(Dataset rows about figures)
┏━━
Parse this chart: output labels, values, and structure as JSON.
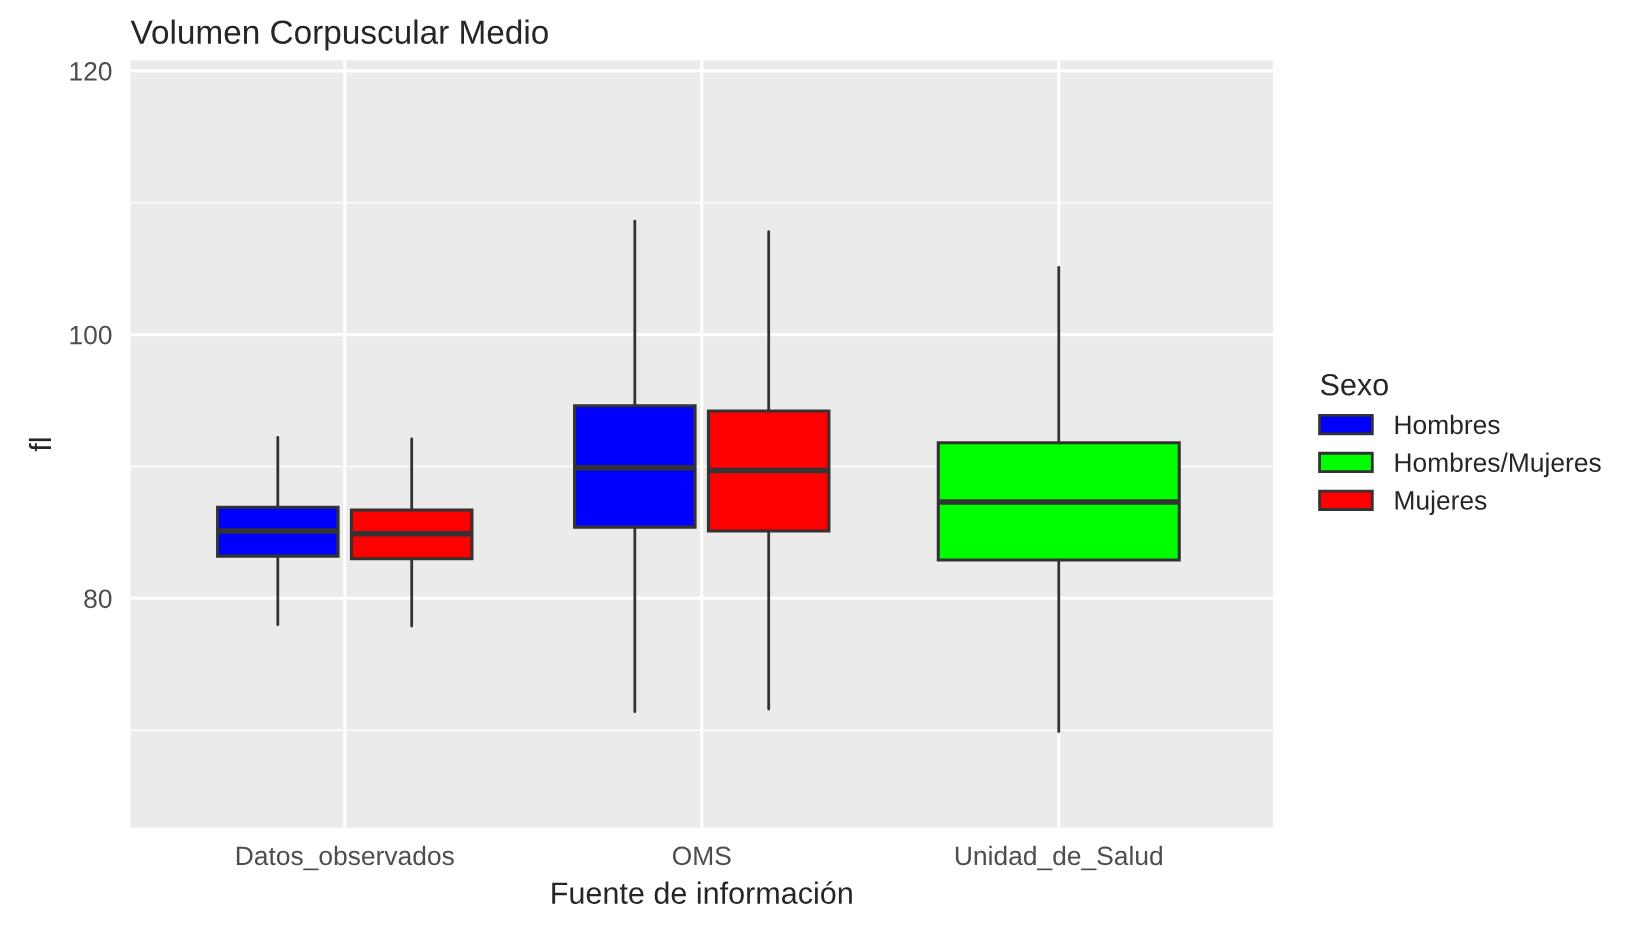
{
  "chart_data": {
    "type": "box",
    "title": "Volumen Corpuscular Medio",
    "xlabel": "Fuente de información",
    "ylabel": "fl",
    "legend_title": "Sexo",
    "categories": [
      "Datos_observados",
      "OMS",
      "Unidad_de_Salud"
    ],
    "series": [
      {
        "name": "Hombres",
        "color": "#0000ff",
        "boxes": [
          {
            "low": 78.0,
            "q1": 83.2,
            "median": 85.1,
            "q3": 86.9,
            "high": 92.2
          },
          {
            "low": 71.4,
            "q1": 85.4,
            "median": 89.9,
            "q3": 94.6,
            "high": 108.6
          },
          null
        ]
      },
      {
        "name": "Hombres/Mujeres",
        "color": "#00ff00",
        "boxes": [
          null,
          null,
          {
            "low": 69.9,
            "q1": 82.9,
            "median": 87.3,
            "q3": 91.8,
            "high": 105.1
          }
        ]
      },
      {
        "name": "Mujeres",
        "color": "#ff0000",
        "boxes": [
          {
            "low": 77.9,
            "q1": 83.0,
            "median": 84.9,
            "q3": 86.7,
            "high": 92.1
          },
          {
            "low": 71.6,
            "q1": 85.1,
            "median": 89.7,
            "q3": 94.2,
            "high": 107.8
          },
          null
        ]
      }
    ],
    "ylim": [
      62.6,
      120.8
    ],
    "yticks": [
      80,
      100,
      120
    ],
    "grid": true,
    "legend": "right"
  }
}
┗━━
### REQUIREMENT
In the records above, collect each line with "high".

### SOLUTION BELOW
            "high": 92.2
            "high": 108.6
            "high": 105.1
            "high": 92.1
            "high": 107.8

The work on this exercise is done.